>> START

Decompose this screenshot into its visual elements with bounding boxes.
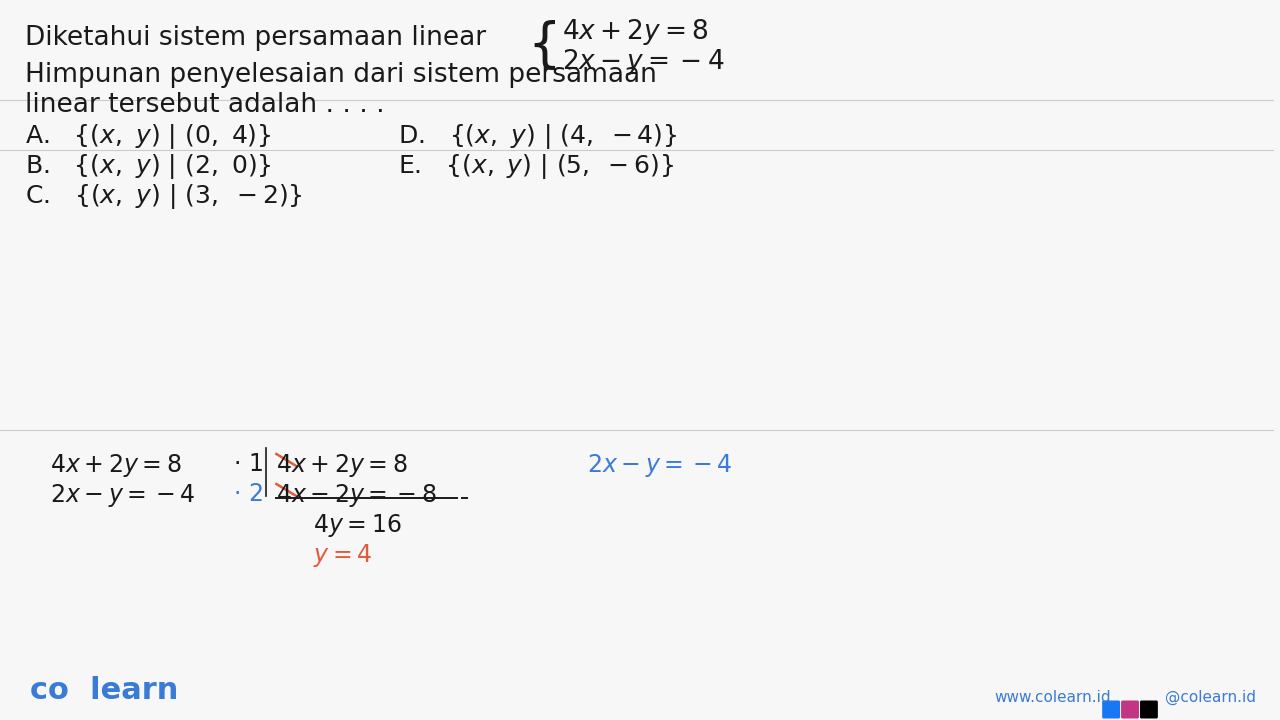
Text: Diketahui sistem persamaan linear: Diketahui sistem persamaan linear [24, 25, 486, 51]
Text: $4y = 16$: $4y = 16$ [314, 512, 402, 539]
Text: $\cdot\ 1$: $\cdot\ 1$ [233, 452, 262, 476]
Text: E.   $\{(x,\ y)\ |\ (5,\ -6)\}$: E. $\{(x,\ y)\ |\ (5,\ -6)\}$ [398, 152, 673, 181]
Text: co  learn: co learn [29, 676, 178, 705]
FancyBboxPatch shape [1140, 701, 1158, 719]
Text: $4x - 2y = -8$: $4x - 2y = -8$ [276, 482, 436, 509]
Text: $2x - y = -4$: $2x - y = -4$ [586, 452, 732, 479]
Text: B.   $\{(x,\ y)\ |\ (2,\ 0)\}$: B. $\{(x,\ y)\ |\ (2,\ 0)\}$ [24, 152, 271, 181]
Text: $2x - y = -4$: $2x - y = -4$ [562, 47, 724, 77]
Text: $2x - y = -4$: $2x - y = -4$ [50, 482, 196, 509]
Text: Himpunan penyelesaian dari sistem persamaan: Himpunan penyelesaian dari sistem persam… [24, 62, 657, 88]
Text: @colearn.id: @colearn.id [1165, 690, 1256, 705]
Text: $\{$: $\{$ [527, 18, 556, 72]
Text: $y = 4$: $y = 4$ [314, 542, 372, 569]
Text: D.   $\{(x,\ y)\ |\ (4,\ -4)\}$: D. $\{(x,\ y)\ |\ (4,\ -4)\}$ [398, 122, 677, 151]
Text: A.   $\{(x,\ y)\ |\ (0,\ 4)\}$: A. $\{(x,\ y)\ |\ (0,\ 4)\}$ [24, 122, 271, 151]
FancyBboxPatch shape [1102, 701, 1120, 719]
FancyBboxPatch shape [1121, 701, 1139, 719]
Text: www.colearn.id: www.colearn.id [995, 690, 1111, 705]
Text: $4x + 2y = 8$: $4x + 2y = 8$ [276, 452, 408, 479]
Text: $4x + 2y = 8$: $4x + 2y = 8$ [562, 17, 708, 47]
Text: $4x + 2y = 8$: $4x + 2y = 8$ [50, 452, 182, 479]
Text: $\cdot\ 2$: $\cdot\ 2$ [233, 482, 262, 506]
Text: linear tersebut adalah . . . .: linear tersebut adalah . . . . [24, 92, 384, 118]
Text: C.   $\{(x,\ y)\ |\ (3,\ -2)\}$: C. $\{(x,\ y)\ |\ (3,\ -2)\}$ [24, 182, 302, 211]
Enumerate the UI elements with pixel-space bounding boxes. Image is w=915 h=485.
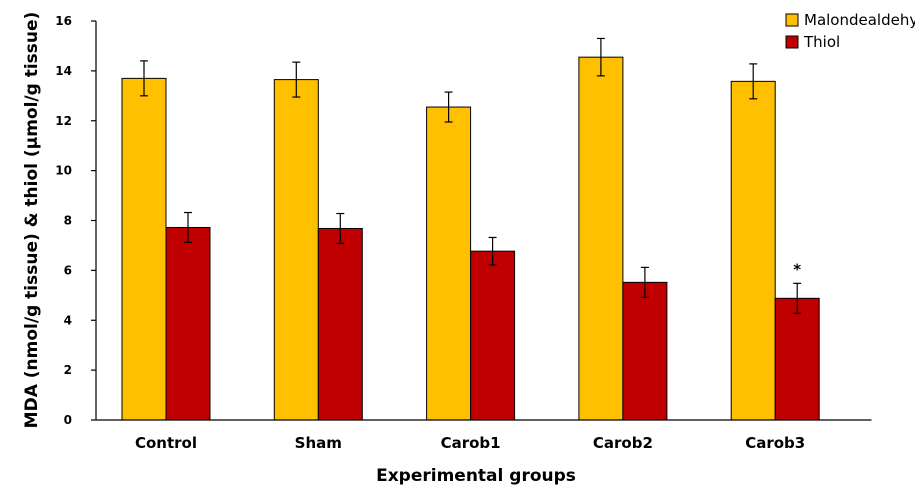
- bars: [121, 56, 820, 421]
- significance-marker: *: [793, 260, 801, 278]
- x-tick-label-control: Control: [135, 434, 197, 452]
- error-bars: [140, 37, 802, 314]
- y-tick-label: 12: [55, 114, 72, 128]
- bar-malondealdehyde-carob2: [578, 56, 624, 421]
- bar-malondealdehyde-control: [121, 77, 167, 421]
- error-bar-thiol-control: [184, 211, 192, 244]
- y-tick-label: 0: [64, 413, 72, 427]
- y-tick-label: 14: [55, 64, 72, 78]
- legend-background: [785, 7, 915, 59]
- y-tick-label: 6: [64, 263, 72, 277]
- bar-thiol-carob2: [622, 281, 668, 421]
- error-bar-malondealdehyde-carob3: [749, 63, 758, 100]
- y-tick-label: 4: [64, 313, 72, 327]
- x-tick-label-carob2: Carob2: [593, 434, 653, 452]
- error-bar-thiol-carob2: [640, 266, 649, 298]
- legend: Malondealdehyde Thiol: [785, 7, 915, 59]
- x-axis-tick-labels: Control Sham Carob1 Carob2 Carob3: [135, 434, 805, 452]
- y-tick-label: 16: [55, 14, 72, 28]
- bar-thiol-carob1: [470, 250, 516, 421]
- legend-swatch-malondealdehyde: [785, 13, 799, 27]
- error-bar-malondealdehyde-carob2: [596, 37, 605, 77]
- bar-malondealdehyde-carob1: [426, 106, 472, 421]
- x-tick-label-carob3: Carob3: [745, 434, 805, 452]
- x-tick-label-carob1: Carob1: [441, 434, 501, 452]
- y-axis-ticks: 0 2 4 6 8 10 12 14 16: [55, 14, 96, 427]
- bar-thiol-control: [165, 226, 211, 421]
- error-bar-malondealdehyde-carob1: [444, 91, 453, 123]
- y-tick-label: 2: [64, 363, 72, 377]
- y-tick-label: 10: [55, 164, 72, 178]
- error-bar-malondealdehyde-control: [140, 60, 148, 97]
- error-bar-malondealdehyde-sham: [292, 61, 301, 98]
- error-bar-thiol-sham: [336, 212, 345, 245]
- y-axis-title: MDA (nmol/g tissue) & thiol (µmol/g tiss…: [22, 12, 42, 429]
- bar-thiol-carob3: [774, 297, 820, 421]
- legend-label-malondealdehyde: Malondealdehyde: [804, 11, 915, 29]
- error-bar-thiol-carob1: [488, 236, 497, 266]
- bar-malondealdehyde-sham: [273, 79, 319, 421]
- error-bar-thiol-carob3: [793, 282, 802, 314]
- annotations: *: [793, 260, 801, 278]
- x-axis-title: Experimental groups: [376, 466, 576, 485]
- bar-thiol-sham: [317, 227, 363, 421]
- y-tick-label: 8: [64, 214, 72, 228]
- bar-malondealdehyde-carob3: [730, 80, 776, 421]
- legend-swatch-thiol: [785, 35, 799, 49]
- legend-label-thiol: Thiol: [803, 33, 840, 51]
- x-tick-label-sham: Sham: [295, 434, 342, 452]
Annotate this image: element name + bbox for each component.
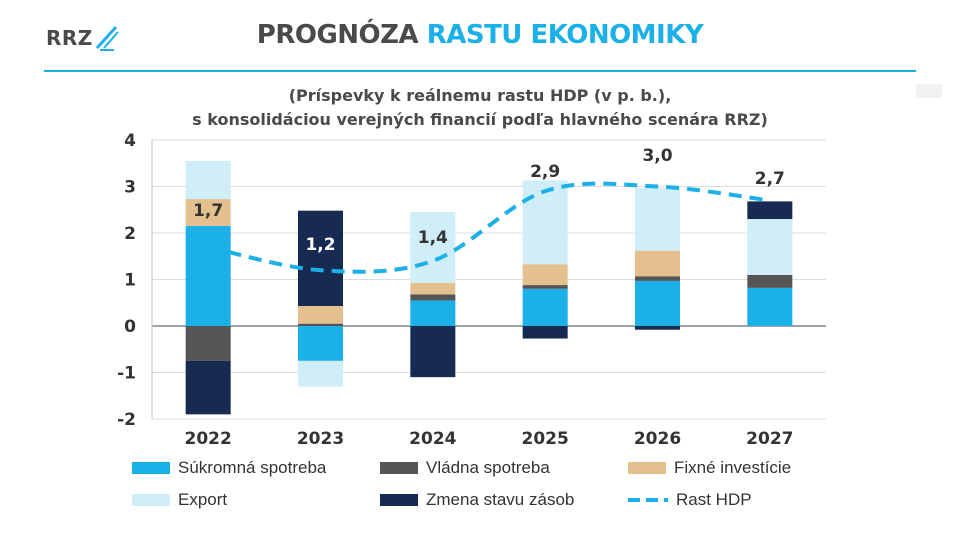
title-part-2: RASTU EKONOMIKY: [426, 20, 704, 50]
bar-segment: [298, 210, 343, 307]
bar-segment: [635, 276, 680, 281]
bar-segment: [635, 326, 680, 330]
bar-segment: [298, 360, 343, 387]
y-tick-label: 1: [124, 271, 136, 291]
bar-segment: [522, 180, 568, 265]
y-tick-label: -1: [117, 364, 136, 384]
bar-segment: [410, 294, 456, 301]
x-tick-label: 2023: [297, 429, 344, 449]
bar-segment: [410, 212, 456, 283]
bar-segment: [410, 282, 456, 295]
bar-segment: [522, 288, 568, 326]
data-label: 1,2: [305, 235, 335, 255]
corner-decoration: [916, 84, 942, 98]
bar-segment: [298, 326, 343, 361]
x-tick-label: 2027: [746, 429, 793, 449]
bar-segment: [185, 199, 231, 227]
logo-text: RRZ: [46, 26, 93, 50]
data-label: 2,9: [530, 162, 560, 182]
bar-segment: [747, 201, 793, 220]
y-tick-label: 2: [124, 224, 136, 244]
x-tick-label: 2024: [409, 429, 456, 449]
y-tick-label: -2: [117, 410, 136, 430]
bar-segment: [298, 323, 343, 326]
bar-segment: [635, 280, 680, 326]
page-title: PROGNÓZA RASTU EKONOMIKY: [0, 20, 960, 50]
data-label: 3,0: [642, 146, 672, 166]
bar-segment: [522, 326, 568, 339]
x-tick-label: 2026: [634, 429, 681, 449]
title-part-1: PROGNÓZA: [256, 20, 419, 50]
bar-segment: [298, 306, 343, 324]
chart-title: (Príspevky k reálnemu rastu HDP (v p. b.…: [288, 86, 672, 105]
bar-segment: [747, 287, 793, 326]
bar-segment: [747, 219, 793, 275]
x-tick-label: 2022: [185, 429, 232, 449]
bar-segment: [522, 285, 568, 289]
bar-segment: [410, 326, 456, 378]
rrz-logo: RRZ: [46, 24, 136, 54]
bar-segment: [522, 264, 568, 286]
chart-subtitle: s konsolidáciou verejných financií podľa…: [192, 110, 768, 129]
title-divider: [44, 70, 916, 72]
y-tick-label: 3: [124, 178, 136, 198]
data-label: 1,4: [418, 228, 448, 248]
bar-segment: [185, 226, 231, 326]
gdp-growth-line: [207, 181, 771, 274]
x-tick-label: 2025: [522, 429, 569, 449]
bar-segment: [635, 187, 680, 251]
bar-segment: [747, 274, 793, 288]
y-tick-label: 0: [124, 317, 136, 337]
bar-segment: [185, 360, 231, 415]
data-label: 2,7: [755, 169, 785, 189]
bar-segment: [185, 160, 231, 200]
bar-segment: [185, 326, 231, 361]
y-tick-label: 4: [124, 131, 136, 151]
bar-segment: [410, 300, 456, 326]
bar-segment: [635, 250, 680, 277]
data-label: 1,7: [193, 201, 223, 221]
logo-mark-icon: [95, 25, 119, 51]
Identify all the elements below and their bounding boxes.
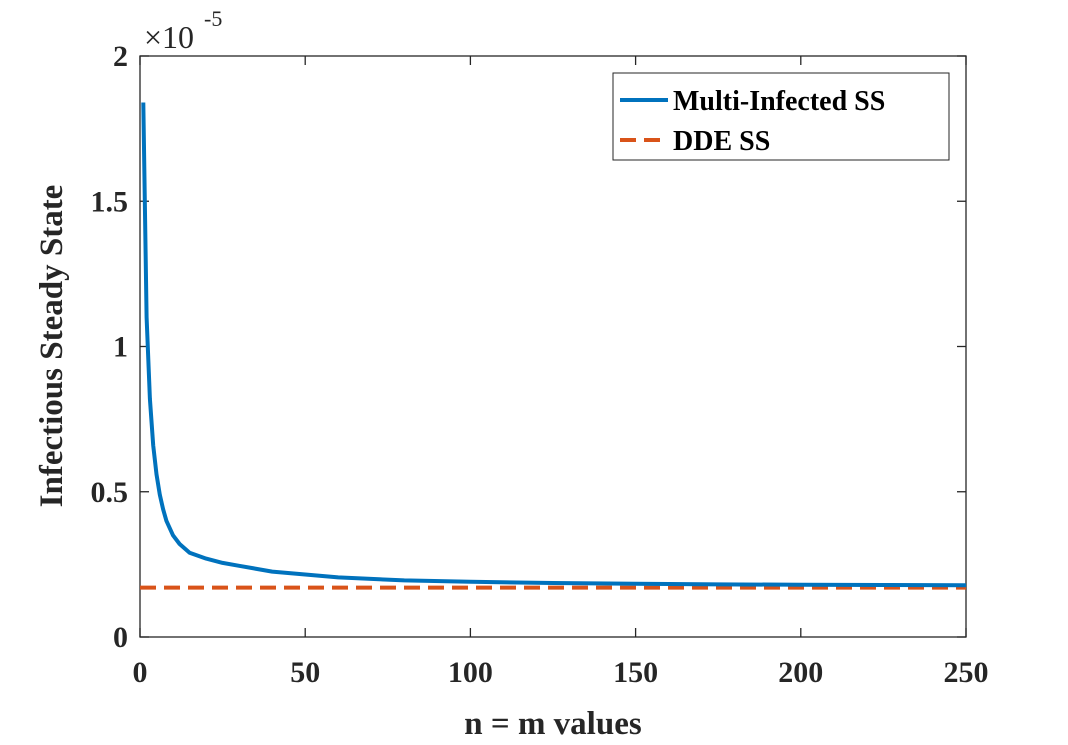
y-axis-multiplier: ×10 [144,19,194,55]
y-tick-label: 0 [113,621,128,654]
series-multi-infected-line [141,102,967,588]
x-tick-label: 100 [448,656,493,689]
legend-label-dde: DDE SS [673,126,770,157]
x-axis-ticks: 0 50 100 150 200 250 [133,56,989,689]
y-tick-label: 0.5 [91,476,129,509]
y-axis-exponent: -5 [204,6,222,31]
x-tick-label: 50 [290,656,320,689]
x-axis-label: n = m values [464,706,642,742]
y-tick-label: 1 [113,331,128,364]
x-tick-label: 200 [778,656,823,689]
legend: Multi-Infected SS DDE SS [612,72,950,161]
x-tick-label: 250 [944,656,989,689]
y-axis-ticks: 0 0.5 1 1.5 2 [91,40,966,654]
y-tick-label: 2 [113,40,128,73]
legend-box [612,72,950,161]
x-tick-label: 0 [133,656,148,689]
y-axis-label: Infectious Steady State [34,185,70,508]
y-tick-label: 1.5 [91,185,129,218]
legend-label-multi-infected: Multi-Infected SS [673,86,885,117]
x-tick-label: 150 [613,656,658,689]
series-layer [140,102,967,590]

>> END

GIVEN INSTRUCTION
Change "linear" to "linier" in everything from the line containing "Text: Diketahui sistem" down to the line containing "Text: $\cdot\ 1$: $\cdot\", keeping all else the same. Return only those lines.

TASK OUTPUT
Text: Diketahui sistem persamaan linier: Diketahui sistem persamaan linier [24, 25, 486, 51]
Text: $4y = 16$: $4y = 16$ [314, 512, 402, 539]
Text: $\cdot\ 1$: $\cdot\ 1$ [233, 452, 262, 476]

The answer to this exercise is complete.